• [TASK TO CARRY OUT]:
Copy out every record precisely.

• [PROVIDED RECORDS]:
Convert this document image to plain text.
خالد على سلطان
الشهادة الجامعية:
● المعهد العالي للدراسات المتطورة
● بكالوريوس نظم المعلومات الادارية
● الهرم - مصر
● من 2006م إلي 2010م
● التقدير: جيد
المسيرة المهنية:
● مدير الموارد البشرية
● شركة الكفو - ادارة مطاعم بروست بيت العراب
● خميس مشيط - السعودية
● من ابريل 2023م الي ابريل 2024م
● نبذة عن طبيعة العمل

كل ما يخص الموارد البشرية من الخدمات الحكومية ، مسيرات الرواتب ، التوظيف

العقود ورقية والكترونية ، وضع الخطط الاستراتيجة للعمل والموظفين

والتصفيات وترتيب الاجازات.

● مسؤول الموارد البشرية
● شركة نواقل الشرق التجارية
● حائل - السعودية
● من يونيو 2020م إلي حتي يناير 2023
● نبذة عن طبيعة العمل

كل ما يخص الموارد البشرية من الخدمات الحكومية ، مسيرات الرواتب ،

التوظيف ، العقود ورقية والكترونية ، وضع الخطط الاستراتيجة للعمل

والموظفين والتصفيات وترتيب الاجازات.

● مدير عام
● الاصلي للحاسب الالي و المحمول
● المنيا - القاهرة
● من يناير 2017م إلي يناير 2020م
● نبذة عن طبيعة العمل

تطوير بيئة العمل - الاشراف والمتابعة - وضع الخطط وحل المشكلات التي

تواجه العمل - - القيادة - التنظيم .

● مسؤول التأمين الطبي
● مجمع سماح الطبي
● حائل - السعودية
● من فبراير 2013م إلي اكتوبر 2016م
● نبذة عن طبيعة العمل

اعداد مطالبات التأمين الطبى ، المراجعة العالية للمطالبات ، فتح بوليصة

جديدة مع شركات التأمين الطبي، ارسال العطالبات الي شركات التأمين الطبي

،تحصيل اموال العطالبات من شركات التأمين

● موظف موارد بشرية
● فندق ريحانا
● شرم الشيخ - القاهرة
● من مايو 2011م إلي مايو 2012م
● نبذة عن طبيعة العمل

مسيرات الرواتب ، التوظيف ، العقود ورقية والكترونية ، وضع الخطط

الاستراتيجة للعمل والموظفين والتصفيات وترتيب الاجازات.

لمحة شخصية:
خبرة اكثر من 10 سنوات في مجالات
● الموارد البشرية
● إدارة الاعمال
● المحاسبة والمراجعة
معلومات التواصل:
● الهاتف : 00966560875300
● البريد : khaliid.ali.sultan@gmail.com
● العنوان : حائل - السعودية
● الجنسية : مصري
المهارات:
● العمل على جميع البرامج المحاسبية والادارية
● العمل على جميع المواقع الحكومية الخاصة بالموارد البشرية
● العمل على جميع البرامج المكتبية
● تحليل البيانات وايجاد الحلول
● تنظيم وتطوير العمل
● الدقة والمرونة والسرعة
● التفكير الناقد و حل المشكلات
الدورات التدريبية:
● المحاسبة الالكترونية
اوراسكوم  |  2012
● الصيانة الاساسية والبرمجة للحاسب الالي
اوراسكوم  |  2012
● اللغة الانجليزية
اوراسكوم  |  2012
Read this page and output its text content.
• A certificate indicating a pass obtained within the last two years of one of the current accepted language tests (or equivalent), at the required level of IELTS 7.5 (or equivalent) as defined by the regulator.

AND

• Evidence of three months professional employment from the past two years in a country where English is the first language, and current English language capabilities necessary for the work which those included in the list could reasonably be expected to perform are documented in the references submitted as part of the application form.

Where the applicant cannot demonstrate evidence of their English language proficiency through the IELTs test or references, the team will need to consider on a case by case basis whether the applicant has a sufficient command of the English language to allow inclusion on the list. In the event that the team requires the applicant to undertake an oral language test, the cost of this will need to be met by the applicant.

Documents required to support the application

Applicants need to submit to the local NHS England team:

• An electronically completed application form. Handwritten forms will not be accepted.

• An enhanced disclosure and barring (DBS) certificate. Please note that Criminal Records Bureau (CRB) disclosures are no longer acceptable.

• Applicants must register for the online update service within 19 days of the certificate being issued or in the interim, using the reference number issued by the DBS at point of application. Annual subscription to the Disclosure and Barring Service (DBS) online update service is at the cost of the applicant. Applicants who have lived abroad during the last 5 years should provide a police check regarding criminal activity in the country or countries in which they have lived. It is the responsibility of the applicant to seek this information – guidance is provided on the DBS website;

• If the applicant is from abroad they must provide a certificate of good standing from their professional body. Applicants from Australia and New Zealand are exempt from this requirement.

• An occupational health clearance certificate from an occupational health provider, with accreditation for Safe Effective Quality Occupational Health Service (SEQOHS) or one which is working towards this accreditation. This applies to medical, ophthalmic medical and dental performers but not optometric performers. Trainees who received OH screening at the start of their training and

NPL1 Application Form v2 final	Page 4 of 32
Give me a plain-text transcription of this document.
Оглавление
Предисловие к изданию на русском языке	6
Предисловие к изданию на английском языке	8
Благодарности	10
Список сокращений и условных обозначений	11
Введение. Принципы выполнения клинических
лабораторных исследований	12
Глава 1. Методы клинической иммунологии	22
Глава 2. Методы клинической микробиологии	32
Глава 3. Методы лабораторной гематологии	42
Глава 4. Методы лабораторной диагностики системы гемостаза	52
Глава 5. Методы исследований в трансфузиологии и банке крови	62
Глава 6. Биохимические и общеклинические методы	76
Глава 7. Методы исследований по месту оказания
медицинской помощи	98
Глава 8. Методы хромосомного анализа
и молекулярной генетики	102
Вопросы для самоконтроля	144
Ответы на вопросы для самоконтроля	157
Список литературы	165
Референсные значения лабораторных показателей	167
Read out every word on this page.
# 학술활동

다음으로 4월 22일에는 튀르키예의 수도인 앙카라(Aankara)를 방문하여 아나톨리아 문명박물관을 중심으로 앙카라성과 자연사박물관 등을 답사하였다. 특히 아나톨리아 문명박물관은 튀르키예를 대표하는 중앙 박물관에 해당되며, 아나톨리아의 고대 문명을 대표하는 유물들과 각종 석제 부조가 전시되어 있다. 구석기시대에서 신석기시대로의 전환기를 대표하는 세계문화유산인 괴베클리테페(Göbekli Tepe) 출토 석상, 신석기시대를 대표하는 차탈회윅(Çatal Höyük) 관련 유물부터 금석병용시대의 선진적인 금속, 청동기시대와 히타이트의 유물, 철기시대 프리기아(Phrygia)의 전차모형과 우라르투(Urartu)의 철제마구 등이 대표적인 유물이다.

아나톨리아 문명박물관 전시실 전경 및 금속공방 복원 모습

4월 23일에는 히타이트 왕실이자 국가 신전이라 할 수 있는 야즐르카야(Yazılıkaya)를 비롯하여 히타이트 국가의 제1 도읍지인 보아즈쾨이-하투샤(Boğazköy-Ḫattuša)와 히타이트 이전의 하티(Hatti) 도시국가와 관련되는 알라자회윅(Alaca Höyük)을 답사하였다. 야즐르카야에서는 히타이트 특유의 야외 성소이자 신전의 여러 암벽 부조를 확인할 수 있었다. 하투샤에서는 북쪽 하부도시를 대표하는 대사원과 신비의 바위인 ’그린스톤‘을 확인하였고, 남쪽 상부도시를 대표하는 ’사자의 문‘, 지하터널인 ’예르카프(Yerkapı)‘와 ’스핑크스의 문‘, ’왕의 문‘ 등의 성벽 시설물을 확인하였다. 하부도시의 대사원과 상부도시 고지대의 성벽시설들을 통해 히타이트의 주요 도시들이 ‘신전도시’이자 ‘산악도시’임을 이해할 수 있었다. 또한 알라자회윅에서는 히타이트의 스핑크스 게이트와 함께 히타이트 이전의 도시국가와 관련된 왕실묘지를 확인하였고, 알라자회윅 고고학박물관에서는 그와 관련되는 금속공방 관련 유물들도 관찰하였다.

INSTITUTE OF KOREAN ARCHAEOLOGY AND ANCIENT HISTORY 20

• [RESPONSE TO THIS TASK]:
Convert this document image to plain text.
خالد على سلطان
الشهادة الجامعية:
● المعهد العالي للدراسات المتطورة
● بكالوريوس نظم المعلومات الادارية
● الهرم - مصر
● من 2006م إلي 2010م
● التقدير: جيد
المسيرة المهنية:
● مدير الموارد البشرية
● شركة الكفو - ادارة مطاعم بروست بيت العراب
● خميس مشيط - السعودية
● من ابريل 2023م الي ابريل 2024م
● نبذة عن طبيعة العمل

كل ما يخص الموارد البشرية من الخدمات الحكومية ، مسيرات الرواتب ، التوظيف

العقود ورقية والكترونية ، وضع الخطط الاستراتيجة للعمل والموظفين

والتصفيات وترتيب الاجازات.

● مسؤول الموارد البشرية
● شركة نواقل الشرق التجارية
● حائل - السعودية
● من يونيو 2020م إلي حتي يناير 2023
● نبذة عن طبيعة العمل

كل ما يخص الموارد البشرية من الخدمات الحكومية ، مسيرات الرواتب ،

التوظيف ، العقود ورقية والكترونية ، وضع الخطط الاستراتيجة للعمل

والموظفين والتصفيات وترتيب الاجازات.

● مدير عام
● الاصلي للحاسب الالي و المحمول
● المنيا - القاهرة
● من يناير 2017م إلي يناير 2020م
● نبذة عن طبيعة العمل

تطوير بيئة العمل - الاشراف والمتابعة - وضع الخطط وحل المشكلات التي

تواجه العمل - - القيادة - التنظيم .

● مسؤول التأمين الطبي
● مجمع سماح الطبي
● حائل - السعودية
● من فبراير 2013م إلي اكتوبر 2016م
● نبذة عن طبيعة العمل

اعداد مطالبات التأمين الطبى ، المراجعة العالية للمطالبات ، فتح بوليصة

جديدة مع شركات التأمين الطبي، ارسال العطالبات الي شركات التأمين الطبي

،تحصيل اموال العطالبات من شركات التأمين

● موظف موارد بشرية
● فندق ريحانا
● شرم الشيخ - القاهرة
● من مايو 2011م إلي مايو 2012م
● نبذة عن طبيعة العمل

مسيرات الرواتب ، التوظيف ، العقود ورقية والكترونية ، وضع الخطط

الاستراتيجة للعمل والموظفين والتصفيات وترتيب الاجازات.

لمحة شخصية:
خبرة اكثر من 10 سنوات في مجالات
● الموارد البشرية
● إدارة الاعمال
● المحاسبة والمراجعة
معلومات التواصل:
● الهاتف : 00966560875300
● البريد : khaliid.ali.sultan@gmail.com
● العنوان : حائل - السعودية
● الجنسية : مصري
المهارات:
● العمل على جميع البرامج المحاسبية والادارية
● العمل على جميع المواقع الحكومية الخاصة بالموارد البشرية
● العمل على جميع البرامج المكتبية
● تحليل البيانات وايجاد الحلول
● تنظيم وتطوير العمل
● الدقة والمرونة والسرعة
● التفكير الناقد و حل المشكلات
الدورات التدريبية:
● المحاسبة الالكترونية
اوراسكوم  |  2012
● الصيانة الاساسية والبرمجة للحاسب الالي
اوراسكوم  |  2012
● اللغة الانجليزية
اوراسكوم  |  2012
Read this page and output its text content.
• A certificate indicating a pass obtained within the last two years of one of the current accepted language tests (or equivalent), at the required level of IELTS 7.5 (or equivalent) as defined by the regulator.

AND

• Evidence of three months professional employment from the past two years in a country where English is the first language, and current English language capabilities necessary for the work which those included in the list could reasonably be expected to perform are documented in the references submitted as part of the application form.

Where the applicant cannot demonstrate evidence of their English language proficiency through the IELTs test or references, the team will need to consider on a case by case basis whether the applicant has a sufficient command of the English language to allow inclusion on the list. In the event that the team requires the applicant to undertake an oral language test, the cost of this will need to be met by the applicant.

Documents required to support the application

Applicants need to submit to the local NHS England team:

• An electronically completed application form. Handwritten forms will not be accepted.

• An enhanced disclosure and barring (DBS) certificate. Please note that Criminal Records Bureau (CRB) disclosures are no longer acceptable.

• Applicants must register for the online update service within 19 days of the certificate being issued or in the interim, using the reference number issued by the DBS at point of application. Annual subscription to the Disclosure and Barring Service (DBS) online update service is at the cost of the applicant. Applicants who have lived abroad during the last 5 years should provide a police check regarding criminal activity in the country or countries in which they have lived. It is the responsibility of the applicant to seek this information – guidance is provided on the DBS website;

• If the applicant is from abroad they must provide a certificate of good standing from their professional body. Applicants from Australia and New Zealand are exempt from this requirement.

• An occupational health clearance certificate from an occupational health provider, with accreditation for Safe Effective Quality Occupational Health Service (SEQOHS) or one which is working towards this accreditation. This applies to medical, ophthalmic medical and dental performers but not optometric performers. Trainees who received OH screening at the start of their training and

NPL1 Application Form v2 final	Page 4 of 32
Give me a plain-text transcription of this document.
Оглавление
Предисловие к изданию на русском языке	6
Предисловие к изданию на английском языке	8
Благодарности	10
Список сокращений и условных обозначений	11
Введение. Принципы выполнения клинических
лабораторных исследований	12
Глава 1. Методы клинической иммунологии	22
Глава 2. Методы клинической микробиологии	32
Глава 3. Методы лабораторной гематологии	42
Глава 4. Методы лабораторной диагностики системы гемостаза	52
Глава 5. Методы исследований в трансфузиологии и банке крови	62
Глава 6. Биохимические и общеклинические методы	76
Глава 7. Методы исследований по месту оказания
медицинской помощи	98
Глава 8. Методы хромосомного анализа
и молекулярной генетики	102
Вопросы для самоконтроля	144
Ответы на вопросы для самоконтроля	157
Список литературы	165
Референсные значения лабораторных показателей	167
Read out every word on this page.
# 학술활동

다음으로 4월 22일에는 튀르키예의 수도인 앙카라(Aankara)를 방문하여 아나톨리아 문명박물관을 중심으로 앙카라성과 자연사박물관 등을 답사하였다. 특히 아나톨리아 문명박물관은 튀르키예를 대표하는 중앙 박물관에 해당되며, 아나톨리아의 고대 문명을 대표하는 유물들과 각종 석제 부조가 전시되어 있다. 구석기시대에서 신석기시대로의 전환기를 대표하는 세계문화유산인 괴베클리테페(Göbekli Tepe) 출토 석상, 신석기시대를 대표하는 차탈회윅(Çatal Höyük) 관련 유물부터 금석병용시대의 선진적인 금속, 청동기시대와 히타이트의 유물, 철기시대 프리기아(Phrygia)의 전차모형과 우라르투(Urartu)의 철제마구 등이 대표적인 유물이다.

아나톨리아 문명박물관 전시실 전경 및 금속공방 복원 모습

4월 23일에는 히타이트 왕실이자 국가 신전이라 할 수 있는 야즐르카야(Yazılıkaya)를 비롯하여 히타이트 국가의 제1 도읍지인 보아즈쾨이-하투샤(Boğazköy-Ḫattuša)와 히타이트 이전의 하티(Hatti) 도시국가와 관련되는 알라자회윅(Alaca Höyük)을 답사하였다. 야즐르카야에서는 히타이트 특유의 야외 성소이자 신전의 여러 암벽 부조를 확인할 수 있었다. 하투샤에서는 북쪽 하부도시를 대표하는 대사원과 신비의 바위인 ’그린스톤‘을 확인하였고, 남쪽 상부도시를 대표하는 ’사자의 문‘, 지하터널인 ’예르카프(Yerkapı)‘와 ’스핑크스의 문‘, ’왕의 문‘ 등의 성벽 시설물을 확인하였다. 하부도시의 대사원과 상부도시 고지대의 성벽시설들을 통해 히타이트의 주요 도시들이 ‘신전도시’이자 ‘산악도시’임을 이해할 수 있었다. 또한 알라자회윅에서는 히타이트의 스핑크스 게이트와 함께 히타이트 이전의 도시국가와 관련된 왕실묘지를 확인하였고, 알라자회윅 고고학박물관에서는 그와 관련되는 금속공방 관련 유물들도 관찰하였다.

INSTITUTE OF KOREAN ARCHAEOLOGY AND ANCIENT HISTORY 20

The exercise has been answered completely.